══ Material shown

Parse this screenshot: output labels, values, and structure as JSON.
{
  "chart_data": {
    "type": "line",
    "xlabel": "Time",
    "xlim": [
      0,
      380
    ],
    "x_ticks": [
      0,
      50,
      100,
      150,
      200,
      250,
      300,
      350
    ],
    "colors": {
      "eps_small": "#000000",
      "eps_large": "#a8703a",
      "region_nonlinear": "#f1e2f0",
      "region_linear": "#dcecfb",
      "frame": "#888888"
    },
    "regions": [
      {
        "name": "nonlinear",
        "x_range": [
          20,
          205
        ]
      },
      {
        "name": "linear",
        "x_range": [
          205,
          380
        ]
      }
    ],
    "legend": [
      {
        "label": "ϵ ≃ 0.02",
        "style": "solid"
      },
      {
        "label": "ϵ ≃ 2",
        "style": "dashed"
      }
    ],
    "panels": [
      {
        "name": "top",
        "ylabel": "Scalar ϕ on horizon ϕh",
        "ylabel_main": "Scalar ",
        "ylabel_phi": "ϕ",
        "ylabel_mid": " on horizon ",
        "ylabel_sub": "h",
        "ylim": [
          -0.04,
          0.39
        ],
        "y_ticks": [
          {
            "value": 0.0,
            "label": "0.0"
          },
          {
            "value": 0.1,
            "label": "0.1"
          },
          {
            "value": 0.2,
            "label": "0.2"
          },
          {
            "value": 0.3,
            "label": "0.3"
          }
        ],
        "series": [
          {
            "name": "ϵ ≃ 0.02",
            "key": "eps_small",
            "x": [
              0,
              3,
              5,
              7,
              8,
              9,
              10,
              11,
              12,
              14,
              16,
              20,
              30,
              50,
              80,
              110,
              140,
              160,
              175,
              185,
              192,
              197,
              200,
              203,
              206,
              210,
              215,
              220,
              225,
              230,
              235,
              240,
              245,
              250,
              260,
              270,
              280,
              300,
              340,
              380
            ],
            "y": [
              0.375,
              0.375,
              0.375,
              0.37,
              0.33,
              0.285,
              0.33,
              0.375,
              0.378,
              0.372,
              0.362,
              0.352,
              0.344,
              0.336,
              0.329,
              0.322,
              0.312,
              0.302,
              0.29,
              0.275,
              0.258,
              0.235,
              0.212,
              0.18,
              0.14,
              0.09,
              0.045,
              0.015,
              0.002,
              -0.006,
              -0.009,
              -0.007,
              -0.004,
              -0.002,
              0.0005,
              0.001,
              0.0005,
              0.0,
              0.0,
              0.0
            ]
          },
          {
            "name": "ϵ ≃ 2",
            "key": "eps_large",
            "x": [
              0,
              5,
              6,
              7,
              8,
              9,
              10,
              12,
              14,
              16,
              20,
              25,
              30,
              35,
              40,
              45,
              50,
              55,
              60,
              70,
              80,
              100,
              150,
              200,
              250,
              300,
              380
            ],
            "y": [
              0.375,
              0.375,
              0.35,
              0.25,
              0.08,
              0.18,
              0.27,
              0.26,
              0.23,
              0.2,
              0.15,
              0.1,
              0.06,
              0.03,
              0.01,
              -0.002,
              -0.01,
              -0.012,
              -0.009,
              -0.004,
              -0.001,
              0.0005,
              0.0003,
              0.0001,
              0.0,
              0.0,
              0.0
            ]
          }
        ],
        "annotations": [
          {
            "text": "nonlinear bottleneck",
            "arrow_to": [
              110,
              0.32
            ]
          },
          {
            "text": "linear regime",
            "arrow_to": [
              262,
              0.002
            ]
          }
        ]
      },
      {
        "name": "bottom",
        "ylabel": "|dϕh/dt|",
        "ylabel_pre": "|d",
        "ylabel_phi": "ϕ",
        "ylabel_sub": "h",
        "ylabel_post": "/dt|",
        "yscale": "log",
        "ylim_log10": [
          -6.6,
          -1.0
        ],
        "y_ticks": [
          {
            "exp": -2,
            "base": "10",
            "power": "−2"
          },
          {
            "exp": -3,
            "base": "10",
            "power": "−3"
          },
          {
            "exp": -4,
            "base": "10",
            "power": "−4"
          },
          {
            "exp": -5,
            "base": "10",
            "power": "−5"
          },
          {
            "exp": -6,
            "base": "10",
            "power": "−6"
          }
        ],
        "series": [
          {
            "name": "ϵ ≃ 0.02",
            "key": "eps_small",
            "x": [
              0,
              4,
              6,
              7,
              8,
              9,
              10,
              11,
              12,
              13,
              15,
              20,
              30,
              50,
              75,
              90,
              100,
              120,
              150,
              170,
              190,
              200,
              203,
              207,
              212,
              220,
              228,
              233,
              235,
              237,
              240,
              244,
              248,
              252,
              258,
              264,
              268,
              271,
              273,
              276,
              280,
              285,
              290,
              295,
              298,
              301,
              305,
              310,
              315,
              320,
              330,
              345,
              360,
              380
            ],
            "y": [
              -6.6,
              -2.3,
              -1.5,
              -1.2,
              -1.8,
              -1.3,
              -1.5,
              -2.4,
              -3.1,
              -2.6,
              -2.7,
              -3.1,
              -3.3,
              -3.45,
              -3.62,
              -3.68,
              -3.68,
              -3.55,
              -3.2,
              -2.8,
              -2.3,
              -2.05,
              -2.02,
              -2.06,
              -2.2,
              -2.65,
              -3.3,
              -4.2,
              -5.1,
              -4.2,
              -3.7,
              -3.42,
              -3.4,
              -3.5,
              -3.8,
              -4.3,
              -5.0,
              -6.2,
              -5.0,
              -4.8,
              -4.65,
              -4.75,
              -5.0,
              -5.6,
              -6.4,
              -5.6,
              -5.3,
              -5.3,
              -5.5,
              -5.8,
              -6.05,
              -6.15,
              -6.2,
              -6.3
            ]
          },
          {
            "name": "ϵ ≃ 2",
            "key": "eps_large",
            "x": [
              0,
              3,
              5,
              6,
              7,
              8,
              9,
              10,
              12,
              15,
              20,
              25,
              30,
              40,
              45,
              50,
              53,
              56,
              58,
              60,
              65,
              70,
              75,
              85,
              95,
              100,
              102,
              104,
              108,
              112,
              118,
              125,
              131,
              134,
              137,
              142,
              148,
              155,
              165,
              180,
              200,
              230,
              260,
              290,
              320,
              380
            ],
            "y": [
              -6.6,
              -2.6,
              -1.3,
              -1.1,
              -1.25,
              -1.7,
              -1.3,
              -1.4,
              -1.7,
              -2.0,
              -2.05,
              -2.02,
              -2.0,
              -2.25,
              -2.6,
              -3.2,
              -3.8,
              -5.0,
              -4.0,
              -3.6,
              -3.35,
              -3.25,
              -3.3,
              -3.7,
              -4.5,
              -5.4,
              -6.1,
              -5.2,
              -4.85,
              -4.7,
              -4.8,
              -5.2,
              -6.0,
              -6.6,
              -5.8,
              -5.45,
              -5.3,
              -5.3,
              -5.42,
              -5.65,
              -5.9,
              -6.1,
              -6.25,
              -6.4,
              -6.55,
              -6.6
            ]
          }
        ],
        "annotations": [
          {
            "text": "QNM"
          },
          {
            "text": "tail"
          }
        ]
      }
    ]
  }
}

════

- Exercise: Could you transcribe the records in full, exactly?

- Answer:
Parse this screenshot: output labels, values, and structure as JSON.
{
  "chart_data": {
    "type": "line",
    "xlabel": "Time",
    "xlim": [
      0,
      380
    ],
    "x_ticks": [
      0,
      50,
      100,
      150,
      200,
      250,
      300,
      350
    ],
    "colors": {
      "eps_small": "#000000",
      "eps_large": "#a8703a",
      "region_nonlinear": "#f1e2f0",
      "region_linear": "#dcecfb",
      "frame": "#888888"
    },
    "regions": [
      {
        "name": "nonlinear",
        "x_range": [
          20,
          205
        ]
      },
      {
        "name": "linear",
        "x_range": [
          205,
          380
        ]
      }
    ],
    "legend": [
      {
        "label": "ϵ ≃ 0.02",
        "style": "solid"
      },
      {
        "label": "ϵ ≃ 2",
        "style": "dashed"
      }
    ],
    "panels": [
      {
        "name": "top",
        "ylabel": "Scalar ϕ on horizon ϕh",
        "ylabel_main": "Scalar ",
        "ylabel_phi": "ϕ",
        "ylabel_mid": " on horizon ",
        "ylabel_sub": "h",
        "ylim": [
          -0.04,
          0.39
        ],
        "y_ticks": [
          {
            "value": 0.0,
            "label": "0.0"
          },
          {
            "value": 0.1,
            "label": "0.1"
          },
          {
            "value": 0.2,
            "label": "0.2"
          },
          {
            "value": 0.3,
            "label": "0.3"
          }
        ],
        "series": [
          {
            "name": "ϵ ≃ 0.02",
            "key": "eps_small",
            "x": [
              0,
              3,
              5,
              7,
              8,
              9,
              10,
              11,
              12,
              14,
              16,
              20,
              30,
              50,
              80,
              110,
              140,
              160,
              175,
              185,
              192,
              197,
              200,
              203,
              206,
              210,
              215,
              220,
              225,
              230,
              235,
              240,
              245,
              250,
              260,
              270,
              280,
              300,
              340,
              380
            ],
            "y": [
              0.375,
              0.375,
              0.375,
              0.37,
              0.33,
              0.285,
              0.33,
              0.375,
              0.378,
              0.372,
              0.362,
              0.352,
              0.344,
              0.336,
              0.329,
              0.322,
              0.312,
              0.302,
              0.29,
              0.275,
              0.258,
              0.235,
              0.212,
              0.18,
              0.14,
              0.09,
              0.045,
              0.015,
              0.002,
              -0.006,
              -0.009,
              -0.007,
              -0.004,
              -0.002,
              0.0005,
              0.001,
              0.0005,
              0.0,
              0.0,
              0.0
            ]
          },
          {
            "name": "ϵ ≃ 2",
            "key": "eps_large",
            "x": [
              0,
              5,
              6,
              7,
              8,
              9,
              10,
              12,
              14,
              16,
              20,
              25,
              30,
              35,
              40,
              45,
              50,
              55,
              60,
              70,
              80,
              100,
              150,
              200,
              250,
              300,
              380
            ],
            "y": [
              0.375,
              0.375,
              0.35,
              0.25,
              0.08,
              0.18,
              0.27,
              0.26,
              0.23,
              0.2,
              0.15,
              0.1,
              0.06,
              0.03,
              0.01,
              -0.002,
              -0.01,
              -0.012,
              -0.009,
              -0.004,
              -0.001,
              0.0005,
              0.0003,
              0.0001,
              0.0,
              0.0,
              0.0
            ]
          }
        ],
        "annotations": [
          {
            "text": "nonlinear bottleneck",
            "arrow_to": [
              110,
              0.32
            ]
          },
          {
            "text": "linear regime",
            "arrow_to": [
              262,
              0.002
            ]
          }
        ]
      },
      {
        "name": "bottom",
        "ylabel": "|dϕh/dt|",
        "ylabel_pre": "|d",
        "ylabel_phi": "ϕ",
        "ylabel_sub": "h",
        "ylabel_post": "/dt|",
        "yscale": "log",
        "ylim_log10": [
          -6.6,
          -1.0
        ],
        "y_ticks": [
          {
            "exp": -2,
            "base": "10",
            "power": "−2"
          },
          {
            "exp": -3,
            "base": "10",
            "power": "−3"
          },
          {
            "exp": -4,
            "base": "10",
            "power": "−4"
          },
          {
            "exp": -5,
            "base": "10",
            "power": "−5"
          },
          {
            "exp": -6,
            "base": "10",
            "power": "−6"
          }
        ],
        "series": [
          {
            "name": "ϵ ≃ 0.02",
            "key": "eps_small",
            "x": [
              0,
              4,
              6,
              7,
              8,
              9,
              10,
              11,
              12,
              13,
              15,
              20,
              30,
              50,
              75,
              90,
              100,
              120,
              150,
              170,
              190,
              200,
              203,
              207,
              212,
              220,
              228,
              233,
              235,
              237,
              240,
              244,
              248,
              252,
              258,
              264,
              268,
              271,
              273,
              276,
              280,
              285,
              290,
              295,
              298,
              301,
              305,
              310,
              315,
              320,
              330,
              345,
              360,
              380
            ],
            "y": [
              -6.6,
              -2.3,
              -1.5,
              -1.2,
              -1.8,
              -1.3,
              -1.5,
              -2.4,
              -3.1,
              -2.6,
              -2.7,
              -3.1,
              -3.3,
              -3.45,
              -3.62,
              -3.68,
              -3.68,
              -3.55,
              -3.2,
              -2.8,
              -2.3,
              -2.05,
              -2.02,
              -2.06,
              -2.2,
              -2.65,
              -3.3,
              -4.2,
              -5.1,
              -4.2,
              -3.7,
              -3.42,
              -3.4,
              -3.5,
              -3.8,
              -4.3,
              -5.0,
              -6.2,
              -5.0,
              -4.8,
              -4.65,
              -4.75,
              -5.0,
              -5.6,
              -6.4,
              -5.6,
              -5.3,
              -5.3,
              -5.5,
              -5.8,
              -6.05,
              -6.15,
              -6.2,
              -6.3
            ]
          },
          {
            "name": "ϵ ≃ 2",
            "key": "eps_large",
            "x": [
              0,
              3,
              5,
              6,
              7,
              8,
              9,
              10,
              12,
              15,
              20,
              25,
              30,
              40,
              45,
              50,
              53,
              56,
              58,
              60,
              65,
              70,
              75,
              85,
              95,
              100,
              102,
              104,
              108,
              112,
              118,
              125,
              131,
              134,
              137,
              142,
              148,
              155,
              165,
              180,
              200,
              230,
              260,
              290,
              320,
              380
            ],
            "y": [
              -6.6,
              -2.6,
              -1.3,
              -1.1,
              -1.25,
              -1.7,
              -1.3,
              -1.4,
              -1.7,
              -2.0,
              -2.05,
              -2.02,
              -2.0,
              -2.25,
              -2.6,
              -3.2,
              -3.8,
              -5.0,
              -4.0,
              -3.6,
              -3.35,
              -3.25,
              -3.3,
              -3.7,
              -4.5,
              -5.4,
              -6.1,
              -5.2,
              -4.85,
              -4.7,
              -4.8,
              -5.2,
              -6.0,
              -6.6,
              -5.8,
              -5.45,
              -5.3,
              -5.3,
              -5.42,
              -5.65,
              -5.9,
              -6.1,
              -6.25,
              -6.4,
              -6.55,
              -6.6
            ]
          }
        ],
        "annotations": [
          {
            "text": "QNM"
          },
          {
            "text": "tail"
          }
        ]
      }
    ]
  }
}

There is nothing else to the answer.